* **RECORD EXCERPTS**
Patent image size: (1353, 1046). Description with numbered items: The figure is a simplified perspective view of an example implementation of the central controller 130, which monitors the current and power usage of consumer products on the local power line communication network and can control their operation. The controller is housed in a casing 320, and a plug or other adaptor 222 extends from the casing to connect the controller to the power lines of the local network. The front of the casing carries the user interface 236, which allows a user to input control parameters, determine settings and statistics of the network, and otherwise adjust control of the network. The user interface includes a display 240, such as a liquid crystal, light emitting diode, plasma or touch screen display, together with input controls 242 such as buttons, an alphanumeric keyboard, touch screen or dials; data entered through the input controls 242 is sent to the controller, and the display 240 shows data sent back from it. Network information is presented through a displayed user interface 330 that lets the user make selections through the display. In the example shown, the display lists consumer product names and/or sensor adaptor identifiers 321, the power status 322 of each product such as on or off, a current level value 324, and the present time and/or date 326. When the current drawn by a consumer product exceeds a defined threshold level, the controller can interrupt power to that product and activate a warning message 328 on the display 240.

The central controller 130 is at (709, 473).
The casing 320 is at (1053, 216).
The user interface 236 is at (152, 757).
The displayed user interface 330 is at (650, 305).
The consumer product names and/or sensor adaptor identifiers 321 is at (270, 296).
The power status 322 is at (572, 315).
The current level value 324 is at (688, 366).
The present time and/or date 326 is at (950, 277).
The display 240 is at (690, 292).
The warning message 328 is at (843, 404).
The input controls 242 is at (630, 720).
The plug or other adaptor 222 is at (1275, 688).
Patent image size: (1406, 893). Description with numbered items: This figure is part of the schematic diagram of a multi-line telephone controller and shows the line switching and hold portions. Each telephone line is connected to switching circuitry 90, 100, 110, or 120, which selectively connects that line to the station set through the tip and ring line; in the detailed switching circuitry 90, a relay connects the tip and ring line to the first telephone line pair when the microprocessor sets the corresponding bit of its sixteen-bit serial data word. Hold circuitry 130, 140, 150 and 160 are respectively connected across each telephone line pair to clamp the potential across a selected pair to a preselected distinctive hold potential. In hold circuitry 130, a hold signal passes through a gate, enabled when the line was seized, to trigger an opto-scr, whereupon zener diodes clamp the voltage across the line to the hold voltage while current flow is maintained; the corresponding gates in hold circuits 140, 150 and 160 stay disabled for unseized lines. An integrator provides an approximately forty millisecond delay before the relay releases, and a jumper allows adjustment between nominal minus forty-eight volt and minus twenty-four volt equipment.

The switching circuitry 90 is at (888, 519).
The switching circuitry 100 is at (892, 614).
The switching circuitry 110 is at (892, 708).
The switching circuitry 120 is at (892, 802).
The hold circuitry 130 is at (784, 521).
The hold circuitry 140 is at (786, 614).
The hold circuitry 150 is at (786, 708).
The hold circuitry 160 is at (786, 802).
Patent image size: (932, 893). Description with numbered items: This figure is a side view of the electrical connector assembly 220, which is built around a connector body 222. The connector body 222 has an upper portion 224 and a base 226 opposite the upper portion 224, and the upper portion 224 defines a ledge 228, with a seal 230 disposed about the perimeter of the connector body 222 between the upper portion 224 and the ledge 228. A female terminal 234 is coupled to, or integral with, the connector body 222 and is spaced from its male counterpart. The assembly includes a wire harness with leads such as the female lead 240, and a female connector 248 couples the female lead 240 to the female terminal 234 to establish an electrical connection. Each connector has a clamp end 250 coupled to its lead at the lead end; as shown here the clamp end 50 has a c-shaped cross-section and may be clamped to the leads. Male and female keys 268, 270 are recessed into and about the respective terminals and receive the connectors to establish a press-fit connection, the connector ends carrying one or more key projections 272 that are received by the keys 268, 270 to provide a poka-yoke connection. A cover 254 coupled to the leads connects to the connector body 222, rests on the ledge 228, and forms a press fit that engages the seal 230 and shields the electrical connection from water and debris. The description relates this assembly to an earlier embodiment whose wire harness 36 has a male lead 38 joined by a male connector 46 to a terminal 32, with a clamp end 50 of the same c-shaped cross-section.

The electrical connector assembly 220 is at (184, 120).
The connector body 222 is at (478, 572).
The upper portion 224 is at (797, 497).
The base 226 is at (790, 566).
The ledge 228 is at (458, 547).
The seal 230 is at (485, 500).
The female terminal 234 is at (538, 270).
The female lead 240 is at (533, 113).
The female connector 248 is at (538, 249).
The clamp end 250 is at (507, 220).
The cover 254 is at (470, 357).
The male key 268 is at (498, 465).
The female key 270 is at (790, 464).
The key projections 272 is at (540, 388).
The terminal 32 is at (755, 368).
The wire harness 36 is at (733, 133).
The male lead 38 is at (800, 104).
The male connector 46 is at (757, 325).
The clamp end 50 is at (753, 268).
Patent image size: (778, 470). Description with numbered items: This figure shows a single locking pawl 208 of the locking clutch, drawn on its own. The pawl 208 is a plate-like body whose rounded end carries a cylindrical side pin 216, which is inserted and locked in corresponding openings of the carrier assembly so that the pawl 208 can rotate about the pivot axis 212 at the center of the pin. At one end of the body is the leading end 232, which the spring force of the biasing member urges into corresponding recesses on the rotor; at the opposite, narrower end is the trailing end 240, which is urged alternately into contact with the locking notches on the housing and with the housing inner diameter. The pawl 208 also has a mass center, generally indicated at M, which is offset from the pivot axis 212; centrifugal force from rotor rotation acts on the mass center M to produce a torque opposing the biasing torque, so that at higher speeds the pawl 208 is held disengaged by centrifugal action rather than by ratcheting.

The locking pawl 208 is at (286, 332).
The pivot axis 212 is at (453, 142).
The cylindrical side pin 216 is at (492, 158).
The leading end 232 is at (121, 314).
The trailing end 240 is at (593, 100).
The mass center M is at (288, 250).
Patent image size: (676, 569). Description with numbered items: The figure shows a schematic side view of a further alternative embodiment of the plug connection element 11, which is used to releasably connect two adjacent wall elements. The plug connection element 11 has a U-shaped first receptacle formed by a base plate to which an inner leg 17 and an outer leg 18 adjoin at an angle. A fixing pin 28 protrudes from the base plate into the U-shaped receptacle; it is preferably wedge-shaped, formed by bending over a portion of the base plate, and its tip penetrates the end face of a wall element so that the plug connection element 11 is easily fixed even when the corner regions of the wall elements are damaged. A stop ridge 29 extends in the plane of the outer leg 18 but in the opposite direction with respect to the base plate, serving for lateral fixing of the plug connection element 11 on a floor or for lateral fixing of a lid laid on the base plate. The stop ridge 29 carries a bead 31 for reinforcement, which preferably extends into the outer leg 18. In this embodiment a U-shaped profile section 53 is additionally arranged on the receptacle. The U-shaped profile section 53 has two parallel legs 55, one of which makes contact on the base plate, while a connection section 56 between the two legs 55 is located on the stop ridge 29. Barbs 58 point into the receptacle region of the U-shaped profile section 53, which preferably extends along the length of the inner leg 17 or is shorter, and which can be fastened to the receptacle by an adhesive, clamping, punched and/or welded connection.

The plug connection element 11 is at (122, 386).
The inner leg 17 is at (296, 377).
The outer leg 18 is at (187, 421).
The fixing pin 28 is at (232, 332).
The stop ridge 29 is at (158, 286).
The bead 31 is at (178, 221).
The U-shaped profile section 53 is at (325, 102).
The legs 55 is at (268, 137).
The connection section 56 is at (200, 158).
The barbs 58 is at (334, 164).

* **WHAT THE TASK ASKS**
Edit the rows above so that every "Patent image size" becomes "Drawing dimensions", and leave everything else unchanged.

* **THE SOLUTION**
Drawing dimensions: (1353, 1046). Description with numbered items: The figure is a simplified perspective view of an example implementation of the central controller 130, which monitors the current and power usage of consumer products on the local power line communication network and can control their operation. The controller is housed in a casing 320, and a plug or other adaptor 222 extends from the casing to connect the controller to the power lines of the local network. The front of the casing carries the user interface 236, which allows a user to input control parameters, determine settings and statistics of the network, and otherwise adjust control of the network. The user interface includes a display 240, such as a liquid crystal, light emitting diode, plasma or touch screen display, together with input controls 242 such as buttons, an alphanumeric keyboard, touch screen or dials; data entered through the input controls 242 is sent to the controller, and the display 240 shows data sent back from it. Network information is presented through a displayed user interface 330 that lets the user make selections through the display. In the example shown, the display lists consumer product names and/or sensor adaptor identifiers 321, the power status 322 of each product such as on or off, a current level value 324, and the present time and/or date 326. When the current drawn by a consumer product exceeds a defined threshold level, the controller can interrupt power to that product and activate a warning message 328 on the display 240.

The central controller 130 is at (709, 473).
The casing 320 is at (1053, 216).
The user interface 236 is at (152, 757).
The displayed user interface 330 is at (650, 305).
The consumer product names and/or sensor adaptor identifiers 321 is at (270, 296).
The power status 322 is at (572, 315).
The current level value 324 is at (688, 366).
The present time and/or date 326 is at (950, 277).
The display 240 is at (690, 292).
The warning message 328 is at (843, 404).
The input controls 242 is at (630, 720).
The plug or other adaptor 222 is at (1275, 688).
Drawing dimensions: (1406, 893). Description with numbered items: This figure is part of the schematic diagram of a multi-line telephone controller and shows the line switching and hold portions. Each telephone line is connected to switching circuitry 90, 100, 110, or 120, which selectively connects that line to the station set through the tip and ring line; in the detailed switching circuitry 90, a relay connects the tip and ring line to the first telephone line pair when the microprocessor sets the corresponding bit of its sixteen-bit serial data word. Hold circuitry 130, 140, 150 and 160 are respectively connected across each telephone line pair to clamp the potential across a selected pair to a preselected distinctive hold potential. In hold circuitry 130, a hold signal passes through a gate, enabled when the line was seized, to trigger an opto-scr, whereupon zener diodes clamp the voltage across the line to the hold voltage while current flow is maintained; the corresponding gates in hold circuits 140, 150 and 160 stay disabled for unseized lines. An integrator provides an approximately forty millisecond delay before the relay releases, and a jumper allows adjustment between nominal minus forty-eight volt and minus twenty-four volt equipment.

The switching circuitry 90 is at (888, 519).
The switching circuitry 100 is at (892, 614).
The switching circuitry 110 is at (892, 708).
The switching circuitry 120 is at (892, 802).
The hold circuitry 130 is at (784, 521).
The hold circuitry 140 is at (786, 614).
The hold circuitry 150 is at (786, 708).
The hold circuitry 160 is at (786, 802).
Drawing dimensions: (932, 893). Description with numbered items: This figure is a side view of the electrical connector assembly 220, which is built around a connector body 222. The connector body 222 has an upper portion 224 and a base 226 opposite the upper portion 224, and the upper portion 224 defines a ledge 228, with a seal 230 disposed about the perimeter of the connector body 222 between the upper portion 224 and the ledge 228. A female terminal 234 is coupled to, or integral with, the connector body 222 and is spaced from its male counterpart. The assembly includes a wire harness with leads such as the female lead 240, and a female connector 248 couples the female lead 240 to the female terminal 234 to establish an electrical connection. Each connector has a clamp end 250 coupled to its lead at the lead end; as shown here the clamp end 50 has a c-shaped cross-section and may be clamped to the leads. Male and female keys 268, 270 are recessed into and about the respective terminals and receive the connectors to establish a press-fit connection, the connector ends carrying one or more key projections 272 that are received by the keys 268, 270 to provide a poka-yoke connection. A cover 254 coupled to the leads connects to the connector body 222, rests on the ledge 228, and forms a press fit that engages the seal 230 and shields the electrical connection from water and debris. The description relates this assembly to an earlier embodiment whose wire harness 36 has a male lead 38 joined by a male connector 46 to a terminal 32, with a clamp end 50 of the same c-shaped cross-section.

The electrical connector assembly 220 is at (184, 120).
The connector body 222 is at (478, 572).
The upper portion 224 is at (797, 497).
The base 226 is at (790, 566).
The ledge 228 is at (458, 547).
The seal 230 is at (485, 500).
The female terminal 234 is at (538, 270).
The female lead 240 is at (533, 113).
The female connector 248 is at (538, 249).
The clamp end 250 is at (507, 220).
The cover 254 is at (470, 357).
The male key 268 is at (498, 465).
The female key 270 is at (790, 464).
The key projections 272 is at (540, 388).
The terminal 32 is at (755, 368).
The wire harness 36 is at (733, 133).
The male lead 38 is at (800, 104).
The male connector 46 is at (757, 325).
The clamp end 50 is at (753, 268).
Drawing dimensions: (778, 470). Description with numbered items: This figure shows a single locking pawl 208 of the locking clutch, drawn on its own. The pawl 208 is a plate-like body whose rounded end carries a cylindrical side pin 216, which is inserted and locked in corresponding openings of the carrier assembly so that the pawl 208 can rotate about the pivot axis 212 at the center of the pin. At one end of the body is the leading end 232, which the spring force of the biasing member urges into corresponding recesses on the rotor; at the opposite, narrower end is the trailing end 240, which is urged alternately into contact with the locking notches on the housing and with the housing inner diameter. The pawl 208 also has a mass center, generally indicated at M, which is offset from the pivot axis 212; centrifugal force from rotor rotation acts on the mass center M to produce a torque opposing the biasing torque, so that at higher speeds the pawl 208 is held disengaged by centrifugal action rather than by ratcheting.

The locking pawl 208 is at (286, 332).
The pivot axis 212 is at (453, 142).
The cylindrical side pin 216 is at (492, 158).
The leading end 232 is at (121, 314).
The trailing end 240 is at (593, 100).
The mass center M is at (288, 250).
Drawing dimensions: (676, 569). Description with numbered items: The figure shows a schematic side view of a further alternative embodiment of the plug connection element 11, which is used to releasably connect two adjacent wall elements. The plug connection element 11 has a U-shaped first receptacle formed by a base plate to which an inner leg 17 and an outer leg 18 adjoin at an angle. A fixing pin 28 protrudes from the base plate into the U-shaped receptacle; it is preferably wedge-shaped, formed by bending over a portion of the base plate, and its tip penetrates the end face of a wall element so that the plug connection element 11 is easily fixed even when the corner regions of the wall elements are damaged. A stop ridge 29 extends in the plane of the outer leg 18 but in the opposite direction with respect to the base plate, serving for lateral fixing of the plug connection element 11 on a floor or for lateral fixing of a lid laid on the base plate. The stop ridge 29 carries a bead 31 for reinforcement, which preferably extends into the outer leg 18. In this embodiment a U-shaped profile section 53 is additionally arranged on the receptacle. The U-shaped profile section 53 has two parallel legs 55, one of which makes contact on the base plate, while a connection section 56 between the two legs 55 is located on the stop ridge 29. Barbs 58 point into the receptacle region of the U-shaped profile section 53, which preferably extends along the length of the inner leg 17 or is shorter, and which can be fastened to the receptacle by an adhesive, clamping, punched and/or welded connection.

The plug connection element 11 is at (122, 386).
The inner leg 17 is at (296, 377).
The outer leg 18 is at (187, 421).
The fixing pin 28 is at (232, 332).
The stop ridge 29 is at (158, 286).
The bead 31 is at (178, 221).
The U-shaped profile section 53 is at (325, 102).
The legs 55 is at (268, 137).
The connection section 56 is at (200, 158).
The barbs 58 is at (334, 164).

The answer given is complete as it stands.